### INFORMATION SUPPLIED
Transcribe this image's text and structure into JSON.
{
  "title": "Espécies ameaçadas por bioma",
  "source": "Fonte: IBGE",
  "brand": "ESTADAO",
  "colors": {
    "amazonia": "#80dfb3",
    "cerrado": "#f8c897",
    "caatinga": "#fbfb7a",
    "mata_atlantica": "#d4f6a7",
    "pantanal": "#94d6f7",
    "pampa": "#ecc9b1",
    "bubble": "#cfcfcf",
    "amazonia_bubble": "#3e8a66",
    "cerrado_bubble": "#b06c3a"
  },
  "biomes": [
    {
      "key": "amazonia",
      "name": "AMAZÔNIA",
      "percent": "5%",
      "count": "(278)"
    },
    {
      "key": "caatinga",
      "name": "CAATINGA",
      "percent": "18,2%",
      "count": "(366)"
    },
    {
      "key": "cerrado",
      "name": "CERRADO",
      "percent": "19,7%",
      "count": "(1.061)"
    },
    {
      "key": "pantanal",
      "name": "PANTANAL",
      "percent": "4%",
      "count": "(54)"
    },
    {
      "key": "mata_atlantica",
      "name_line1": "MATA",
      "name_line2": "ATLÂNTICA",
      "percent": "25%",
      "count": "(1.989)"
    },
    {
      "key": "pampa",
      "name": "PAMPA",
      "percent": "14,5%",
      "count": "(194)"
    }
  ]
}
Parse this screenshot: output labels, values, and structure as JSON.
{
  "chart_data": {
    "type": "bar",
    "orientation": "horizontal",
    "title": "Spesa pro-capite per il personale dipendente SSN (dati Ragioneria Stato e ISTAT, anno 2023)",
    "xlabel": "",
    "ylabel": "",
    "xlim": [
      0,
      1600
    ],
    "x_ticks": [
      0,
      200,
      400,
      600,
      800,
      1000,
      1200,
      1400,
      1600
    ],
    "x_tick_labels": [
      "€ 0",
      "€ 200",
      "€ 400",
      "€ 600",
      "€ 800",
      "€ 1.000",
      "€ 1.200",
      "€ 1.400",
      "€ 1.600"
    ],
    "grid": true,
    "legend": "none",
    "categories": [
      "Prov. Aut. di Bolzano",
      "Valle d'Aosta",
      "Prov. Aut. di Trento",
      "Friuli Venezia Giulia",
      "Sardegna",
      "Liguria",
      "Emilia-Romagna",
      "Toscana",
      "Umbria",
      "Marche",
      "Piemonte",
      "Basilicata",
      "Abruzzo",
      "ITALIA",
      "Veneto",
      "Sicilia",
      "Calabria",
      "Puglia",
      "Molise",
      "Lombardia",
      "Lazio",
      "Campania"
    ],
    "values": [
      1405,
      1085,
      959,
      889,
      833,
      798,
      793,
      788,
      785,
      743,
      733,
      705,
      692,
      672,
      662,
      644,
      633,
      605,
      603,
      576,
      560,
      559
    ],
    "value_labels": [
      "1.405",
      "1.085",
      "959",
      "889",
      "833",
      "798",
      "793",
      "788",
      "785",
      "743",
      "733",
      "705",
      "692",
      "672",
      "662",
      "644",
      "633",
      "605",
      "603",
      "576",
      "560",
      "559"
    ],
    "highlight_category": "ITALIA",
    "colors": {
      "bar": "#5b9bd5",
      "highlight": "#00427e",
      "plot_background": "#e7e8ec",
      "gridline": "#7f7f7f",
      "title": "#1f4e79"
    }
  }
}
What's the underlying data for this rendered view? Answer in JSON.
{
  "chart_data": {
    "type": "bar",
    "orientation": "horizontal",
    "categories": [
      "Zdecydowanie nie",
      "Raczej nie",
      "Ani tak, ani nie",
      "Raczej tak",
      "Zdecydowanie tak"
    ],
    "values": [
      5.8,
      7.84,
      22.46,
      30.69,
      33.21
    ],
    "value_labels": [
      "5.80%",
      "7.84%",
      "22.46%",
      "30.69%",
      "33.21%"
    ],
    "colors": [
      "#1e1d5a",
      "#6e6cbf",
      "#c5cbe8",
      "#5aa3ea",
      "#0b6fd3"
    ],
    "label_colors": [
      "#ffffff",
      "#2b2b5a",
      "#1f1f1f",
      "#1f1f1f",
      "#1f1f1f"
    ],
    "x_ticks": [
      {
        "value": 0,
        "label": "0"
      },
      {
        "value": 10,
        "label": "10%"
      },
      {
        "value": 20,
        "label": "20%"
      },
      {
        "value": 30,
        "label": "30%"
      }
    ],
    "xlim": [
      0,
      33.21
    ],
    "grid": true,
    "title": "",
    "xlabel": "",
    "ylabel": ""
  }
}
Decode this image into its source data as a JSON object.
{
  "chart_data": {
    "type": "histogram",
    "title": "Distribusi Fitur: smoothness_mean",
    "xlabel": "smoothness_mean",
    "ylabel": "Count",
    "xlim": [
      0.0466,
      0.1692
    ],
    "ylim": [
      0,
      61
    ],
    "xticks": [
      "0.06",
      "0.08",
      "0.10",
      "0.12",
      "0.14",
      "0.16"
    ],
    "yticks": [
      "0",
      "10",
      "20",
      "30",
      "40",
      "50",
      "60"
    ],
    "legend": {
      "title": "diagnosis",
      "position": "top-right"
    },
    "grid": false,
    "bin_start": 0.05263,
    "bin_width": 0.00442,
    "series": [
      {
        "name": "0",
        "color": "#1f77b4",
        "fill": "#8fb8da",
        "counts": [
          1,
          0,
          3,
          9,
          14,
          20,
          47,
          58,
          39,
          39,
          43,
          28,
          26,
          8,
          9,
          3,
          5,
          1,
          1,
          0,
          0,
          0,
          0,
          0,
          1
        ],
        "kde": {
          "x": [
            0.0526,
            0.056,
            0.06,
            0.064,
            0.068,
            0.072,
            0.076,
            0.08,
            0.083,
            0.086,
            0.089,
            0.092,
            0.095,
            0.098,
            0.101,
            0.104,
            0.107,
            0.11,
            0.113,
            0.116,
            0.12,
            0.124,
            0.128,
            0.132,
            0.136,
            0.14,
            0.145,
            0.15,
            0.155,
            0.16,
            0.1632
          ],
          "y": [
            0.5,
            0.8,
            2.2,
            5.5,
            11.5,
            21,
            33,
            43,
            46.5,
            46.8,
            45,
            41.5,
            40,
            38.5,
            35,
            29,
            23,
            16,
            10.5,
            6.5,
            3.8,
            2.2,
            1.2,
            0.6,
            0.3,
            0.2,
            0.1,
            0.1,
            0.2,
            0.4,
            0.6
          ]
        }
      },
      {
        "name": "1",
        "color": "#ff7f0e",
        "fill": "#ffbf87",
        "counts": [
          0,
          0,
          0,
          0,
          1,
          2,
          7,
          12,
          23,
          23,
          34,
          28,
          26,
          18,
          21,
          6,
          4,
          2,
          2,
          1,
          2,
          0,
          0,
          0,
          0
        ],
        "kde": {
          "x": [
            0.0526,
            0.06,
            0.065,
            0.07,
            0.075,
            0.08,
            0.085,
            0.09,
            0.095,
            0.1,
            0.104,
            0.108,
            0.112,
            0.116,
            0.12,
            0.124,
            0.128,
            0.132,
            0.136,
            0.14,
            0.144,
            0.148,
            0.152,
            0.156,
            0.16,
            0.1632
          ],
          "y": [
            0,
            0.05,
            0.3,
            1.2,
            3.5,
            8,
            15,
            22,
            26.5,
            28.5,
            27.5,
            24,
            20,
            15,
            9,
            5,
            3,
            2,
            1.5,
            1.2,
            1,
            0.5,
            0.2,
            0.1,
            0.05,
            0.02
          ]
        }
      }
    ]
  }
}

### TASK BRIEF
Your task is to output the full set of records exactly as presented.

### ANSWER TO THIS EXERCISE
Transcribe this image's text and structure into JSON.
{
  "title": "Espécies ameaçadas por bioma",
  "source": "Fonte: IBGE",
  "brand": "ESTADAO",
  "colors": {
    "amazonia": "#80dfb3",
    "cerrado": "#f8c897",
    "caatinga": "#fbfb7a",
    "mata_atlantica": "#d4f6a7",
    "pantanal": "#94d6f7",
    "pampa": "#ecc9b1",
    "bubble": "#cfcfcf",
    "amazonia_bubble": "#3e8a66",
    "cerrado_bubble": "#b06c3a"
  },
  "biomes": [
    {
      "key": "amazonia",
      "name": "AMAZÔNIA",
      "percent": "5%",
      "count": "(278)"
    },
    {
      "key": "caatinga",
      "name": "CAATINGA",
      "percent": "18,2%",
      "count": "(366)"
    },
    {
      "key": "cerrado",
      "name": "CERRADO",
      "percent": "19,7%",
      "count": "(1.061)"
    },
    {
      "key": "pantanal",
      "name": "PANTANAL",
      "percent": "4%",
      "count": "(54)"
    },
    {
      "key": "mata_atlantica",
      "name_line1": "MATA",
      "name_line2": "ATLÂNTICA",
      "percent": "25%",
      "count": "(1.989)"
    },
    {
      "key": "pampa",
      "name": "PAMPA",
      "percent": "14,5%",
      "count": "(194)"
    }
  ]
}
Parse this screenshot: output labels, values, and structure as JSON.
{
  "chart_data": {
    "type": "bar",
    "orientation": "horizontal",
    "title": "Spesa pro-capite per il personale dipendente SSN (dati Ragioneria Stato e ISTAT, anno 2023)",
    "xlabel": "",
    "ylabel": "",
    "xlim": [
      0,
      1600
    ],
    "x_ticks": [
      0,
      200,
      400,
      600,
      800,
      1000,
      1200,
      1400,
      1600
    ],
    "x_tick_labels": [
      "€ 0",
      "€ 200",
      "€ 400",
      "€ 600",
      "€ 800",
      "€ 1.000",
      "€ 1.200",
      "€ 1.400",
      "€ 1.600"
    ],
    "grid": true,
    "legend": "none",
    "categories": [
      "Prov. Aut. di Bolzano",
      "Valle d'Aosta",
      "Prov. Aut. di Trento",
      "Friuli Venezia Giulia",
      "Sardegna",
      "Liguria",
      "Emilia-Romagna",
      "Toscana",
      "Umbria",
      "Marche",
      "Piemonte",
      "Basilicata",
      "Abruzzo",
      "ITALIA",
      "Veneto",
      "Sicilia",
      "Calabria",
      "Puglia",
      "Molise",
      "Lombardia",
      "Lazio",
      "Campania"
    ],
    "values": [
      1405,
      1085,
      959,
      889,
      833,
      798,
      793,
      788,
      785,
      743,
      733,
      705,
      692,
      672,
      662,
      644,
      633,
      605,
      603,
      576,
      560,
      559
    ],
    "value_labels": [
      "1.405",
      "1.085",
      "959",
      "889",
      "833",
      "798",
      "793",
      "788",
      "785",
      "743",
      "733",
      "705",
      "692",
      "672",
      "662",
      "644",
      "633",
      "605",
      "603",
      "576",
      "560",
      "559"
    ],
    "highlight_category": "ITALIA",
    "colors": {
      "bar": "#5b9bd5",
      "highlight": "#00427e",
      "plot_background": "#e7e8ec",
      "gridline": "#7f7f7f",
      "title": "#1f4e79"
    }
  }
}
What's the underlying data for this rendered view? Answer in JSON.
{
  "chart_data": {
    "type": "bar",
    "orientation": "horizontal",
    "categories": [
      "Zdecydowanie nie",
      "Raczej nie",
      "Ani tak, ani nie",
      "Raczej tak",
      "Zdecydowanie tak"
    ],
    "values": [
      5.8,
      7.84,
      22.46,
      30.69,
      33.21
    ],
    "value_labels": [
      "5.80%",
      "7.84%",
      "22.46%",
      "30.69%",
      "33.21%"
    ],
    "colors": [
      "#1e1d5a",
      "#6e6cbf",
      "#c5cbe8",
      "#5aa3ea",
      "#0b6fd3"
    ],
    "label_colors": [
      "#ffffff",
      "#2b2b5a",
      "#1f1f1f",
      "#1f1f1f",
      "#1f1f1f"
    ],
    "x_ticks": [
      {
        "value": 0,
        "label": "0"
      },
      {
        "value": 10,
        "label": "10%"
      },
      {
        "value": 20,
        "label": "20%"
      },
      {
        "value": 30,
        "label": "30%"
      }
    ],
    "xlim": [
      0,
      33.21
    ],
    "grid": true,
    "title": "",
    "xlabel": "",
    "ylabel": ""
  }
}
Decode this image into its source data as a JSON object.
{
  "chart_data": {
    "type": "histogram",
    "title": "Distribusi Fitur: smoothness_mean",
    "xlabel": "smoothness_mean",
    "ylabel": "Count",
    "xlim": [
      0.0466,
      0.1692
    ],
    "ylim": [
      0,
      61
    ],
    "xticks": [
      "0.06",
      "0.08",
      "0.10",
      "0.12",
      "0.14",
      "0.16"
    ],
    "yticks": [
      "0",
      "10",
      "20",
      "30",
      "40",
      "50",
      "60"
    ],
    "legend": {
      "title": "diagnosis",
      "position": "top-right"
    },
    "grid": false,
    "bin_start": 0.05263,
    "bin_width": 0.00442,
    "series": [
      {
        "name": "0",
        "color": "#1f77b4",
        "fill": "#8fb8da",
        "counts": [
          1,
          0,
          3,
          9,
          14,
          20,
          47,
          58,
          39,
          39,
          43,
          28,
          26,
          8,
          9,
          3,
          5,
          1,
          1,
          0,
          0,
          0,
          0,
          0,
          1
        ],
        "kde": {
          "x": [
            0.0526,
            0.056,
            0.06,
            0.064,
            0.068,
            0.072,
            0.076,
            0.08,
            0.083,
            0.086,
            0.089,
            0.092,
            0.095,
            0.098,
            0.101,
            0.104,
            0.107,
            0.11,
            0.113,
            0.116,
            0.12,
            0.124,
            0.128,
            0.132,
            0.136,
            0.14,
            0.145,
            0.15,
            0.155,
            0.16,
            0.1632
          ],
          "y": [
            0.5,
            0.8,
            2.2,
            5.5,
            11.5,
            21,
            33,
            43,
            46.5,
            46.8,
            45,
            41.5,
            40,
            38.5,
            35,
            29,
            23,
            16,
            10.5,
            6.5,
            3.8,
            2.2,
            1.2,
            0.6,
            0.3,
            0.2,
            0.1,
            0.1,
            0.2,
            0.4,
            0.6
          ]
        }
      },
      {
        "name": "1",
        "color": "#ff7f0e",
        "fill": "#ffbf87",
        "counts": [
          0,
          0,
          0,
          0,
          1,
          2,
          7,
          12,
          23,
          23,
          34,
          28,
          26,
          18,
          21,
          6,
          4,
          2,
          2,
          1,
          2,
          0,
          0,
          0,
          0
        ],
        "kde": {
          "x": [
            0.0526,
            0.06,
            0.065,
            0.07,
            0.075,
            0.08,
            0.085,
            0.09,
            0.095,
            0.1,
            0.104,
            0.108,
            0.112,
            0.116,
            0.12,
            0.124,
            0.128,
            0.132,
            0.136,
            0.14,
            0.144,
            0.148,
            0.152,
            0.156,
            0.16,
            0.1632
          ],
          "y": [
            0,
            0.05,
            0.3,
            1.2,
            3.5,
            8,
            15,
            22,
            26.5,
            28.5,
            27.5,
            24,
            20,
            15,
            9,
            5,
            3,
            2,
            1.5,
            1.2,
            1,
            0.5,
            0.2,
            0.1,
            0.05,
            0.02
          ]
        }
      }
    ]
  }
}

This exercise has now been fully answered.